— start SUPPLIED MATERIAL —

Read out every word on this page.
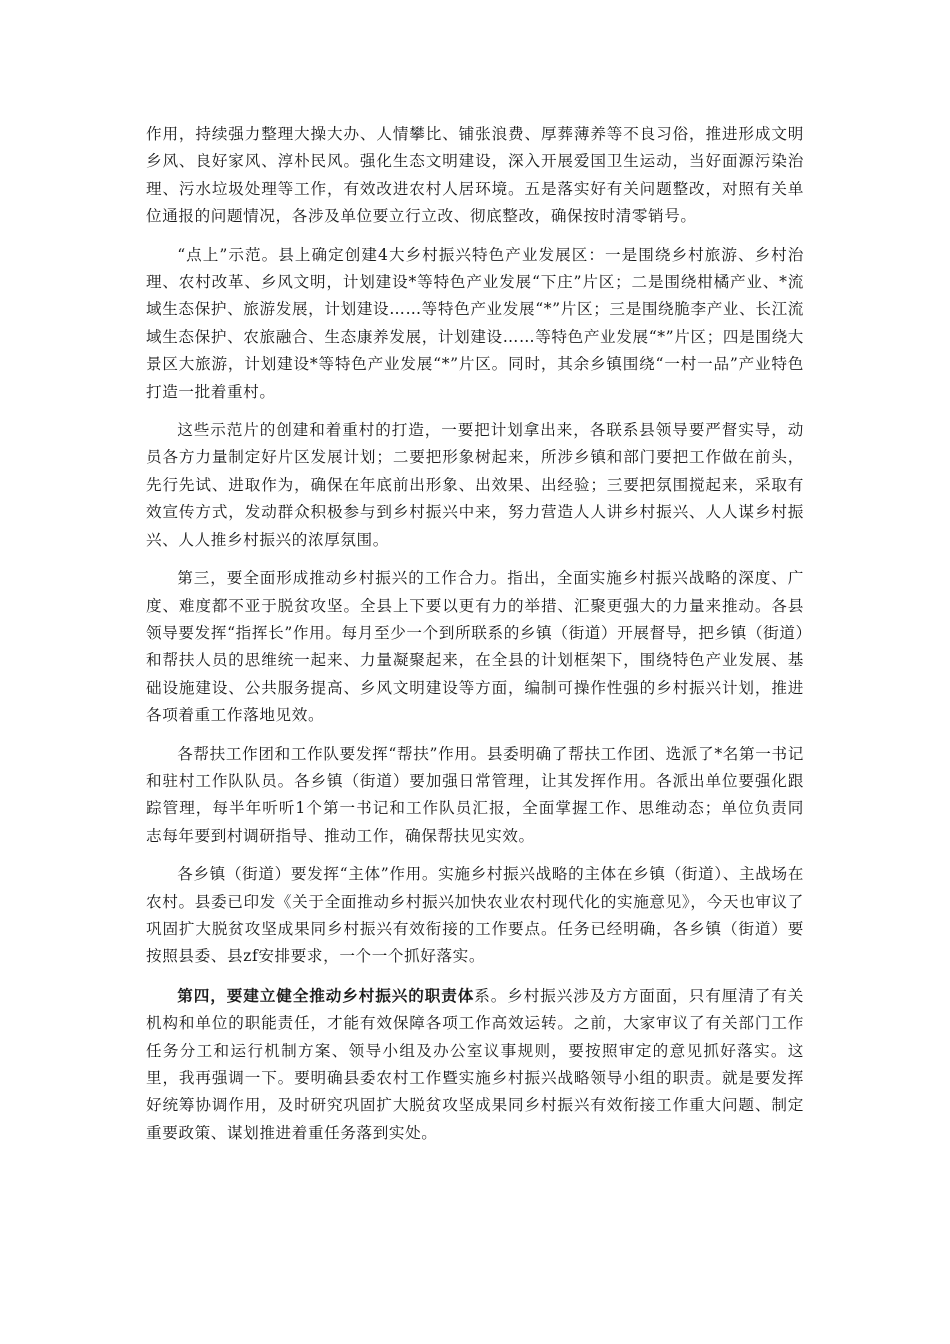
作用，持续强力整理大操大办、人情攀比、铺张浪费、厚葬薄养等不良习俗，推进形成文明乡风、良好家风、淳朴民风。强化生态文明建设，深入开展爱国卫生运动，当好面源污染治理、污水垃圾处理等工作，有效改进农村人居环境。五是落实好有关问题整改，对照有关单位通报的问题情况，各涉及单位要立行立改、彻底整改，确保按时清零销号。

“点上”示范。县上确定创建4大乡村振兴特色产业发展区：一是围绕乡村旅游、乡村治理、农村改革、乡风文明，计划建设*等特色产业发展“下庄”片区；二是围绕柑橘产业、*流域生态保护、旅游发展，计划建设……等特色产业发展“*”片区；三是围绕脆李产业、长江流域生态保护、农旅融合、生态康养发展，计划建设……等特色产业发展“*”片区；四是围绕大景区大旅游，计划建设*等特色产业发展“*”片区。同时，其余乡镇围绕“一村一品”产业特色打造一批着重村。

这些示范片的创建和着重村的打造，一要把计划拿出来，各联系县领导要严督实导，动员各方力量制定好片区发展计划；二要把形象树起来，所涉乡镇和部门要把工作做在前头，先行先试、进取作为，确保在年底前出形象、出效果、出经验；三要把氛围搅起来，采取有效宣传方式，发动群众积极参与到乡村振兴中来，努力营造人人讲乡村振兴、人人谋乡村振兴、人人推乡村振兴的浓厚氛围。

第三，要全面形成推动乡村振兴的工作合力。指出，全面实施乡村振兴战略的深度、广度、难度都不亚于脱贫攻坚。全县上下要以更有力的举措、汇聚更强大的力量来推动。各县领导要发挥“指挥长”作用。每月至少一个到所联系的乡镇（街道）开展督导，把乡镇（街道）和帮扶人员的思维统一起来、力量凝聚起来，在全县的计划框架下，围绕特色产业发展、基础设施建设、公共服务提高、乡风文明建设等方面，编制可操作性强的乡村振兴计划，推进各项着重工作落地见效。

各帮扶工作团和工作队要发挥“帮扶”作用。县委明确了帮扶工作团、选派了*名第一书记和驻村工作队队员。各乡镇（街道）要加强日常管理，让其发挥作用。各派出单位要强化跟踪管理，每半年听听1个第一书记和工作队员汇报，全面掌握工作、思维动态；单位负责同志每年要到村调研指导、推动工作，确保帮扶见实效。

各乡镇（街道）要发挥“主体”作用。实施乡村振兴战略的主体在乡镇（街道）、主战场在农村。县委已印发《关于全面推动乡村振兴加快农业农村现代化的实施意见》，今天也审议了巩固扩大脱贫攻坚成果同乡村振兴有效衔接的工作要点。任务已经明确，各乡镇（街道）要按照县委、县zf安排要求，一个一个抓好落实。

第四，要建立健全推动乡村振兴的职责体系。乡村振兴涉及方方面面，只有厘清了有关机构和单位的职能责任，才能有效保障各项工作高效运转。之前，大家审议了有关部门工作任务分工和运行机制方案、领导小组及办公室议事规则，要按照审定的意见抓好落实。这里，我再强调一下。要明确县委农村工作暨实施乡村振兴战略领导小组的职责。就是要发挥好统筹协调作用，及时研究巩固扩大脱贫攻坚成果同乡村振兴有效衔接工作重大问题、制定重要政策、谋划推进着重任务落到实处。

— end SUPPLIED MATERIAL —

AIM: Can you restate all the records above word for word while dropping the pictures?

RIGHT ANSWER:
Read out every word on this page.
作用，持续强力整理大操大办、人情攀比、铺张浪费、厚葬薄养等不良习俗，推进形成文明乡风、良好家风、淳朴民风。强化生态文明建设，深入开展爱国卫生运动，当好面源污染治理、污水垃圾处理等工作，有效改进农村人居环境。五是落实好有关问题整改，对照有关单位通报的问题情况，各涉及单位要立行立改、彻底整改，确保按时清零销号。

“点上”示范。县上确定创建4大乡村振兴特色产业发展区：一是围绕乡村旅游、乡村治理、农村改革、乡风文明，计划建设*等特色产业发展“下庄”片区；二是围绕柑橘产业、*流域生态保护、旅游发展，计划建设……等特色产业发展“*”片区；三是围绕脆李产业、长江流域生态保护、农旅融合、生态康养发展，计划建设……等特色产业发展“*”片区；四是围绕大景区大旅游，计划建设*等特色产业发展“*”片区。同时，其余乡镇围绕“一村一品”产业特色打造一批着重村。

这些示范片的创建和着重村的打造，一要把计划拿出来，各联系县领导要严督实导，动员各方力量制定好片区发展计划；二要把形象树起来，所涉乡镇和部门要把工作做在前头，先行先试、进取作为，确保在年底前出形象、出效果、出经验；三要把氛围搅起来，采取有效宣传方式，发动群众积极参与到乡村振兴中来，努力营造人人讲乡村振兴、人人谋乡村振兴、人人推乡村振兴的浓厚氛围。

第三，要全面形成推动乡村振兴的工作合力。指出，全面实施乡村振兴战略的深度、广度、难度都不亚于脱贫攻坚。全县上下要以更有力的举措、汇聚更强大的力量来推动。各县领导要发挥“指挥长”作用。每月至少一个到所联系的乡镇（街道）开展督导，把乡镇（街道）和帮扶人员的思维统一起来、力量凝聚起来，在全县的计划框架下，围绕特色产业发展、基础设施建设、公共服务提高、乡风文明建设等方面，编制可操作性强的乡村振兴计划，推进各项着重工作落地见效。

各帮扶工作团和工作队要发挥“帮扶”作用。县委明确了帮扶工作团、选派了*名第一书记和驻村工作队队员。各乡镇（街道）要加强日常管理，让其发挥作用。各派出单位要强化跟踪管理，每半年听听1个第一书记和工作队员汇报，全面掌握工作、思维动态；单位负责同志每年要到村调研指导、推动工作，确保帮扶见实效。

各乡镇（街道）要发挥“主体”作用。实施乡村振兴战略的主体在乡镇（街道）、主战场在农村。县委已印发《关于全面推动乡村振兴加快农业农村现代化的实施意见》，今天也审议了巩固扩大脱贫攻坚成果同乡村振兴有效衔接的工作要点。任务已经明确，各乡镇（街道）要按照县委、县zf安排要求，一个一个抓好落实。

第四，要建立健全推动乡村振兴的职责体系。乡村振兴涉及方方面面，只有厘清了有关机构和单位的职能责任，才能有效保障各项工作高效运转。之前，大家审议了有关部门工作任务分工和运行机制方案、领导小组及办公室议事规则，要按照审定的意见抓好落实。这里，我再强调一下。要明确县委农村工作暨实施乡村振兴战略领导小组的职责。就是要发挥好统筹协调作用，及时研究巩固扩大脱贫攻坚成果同乡村振兴有效衔接工作重大问题、制定重要政策、谋划推进着重任务落到实处。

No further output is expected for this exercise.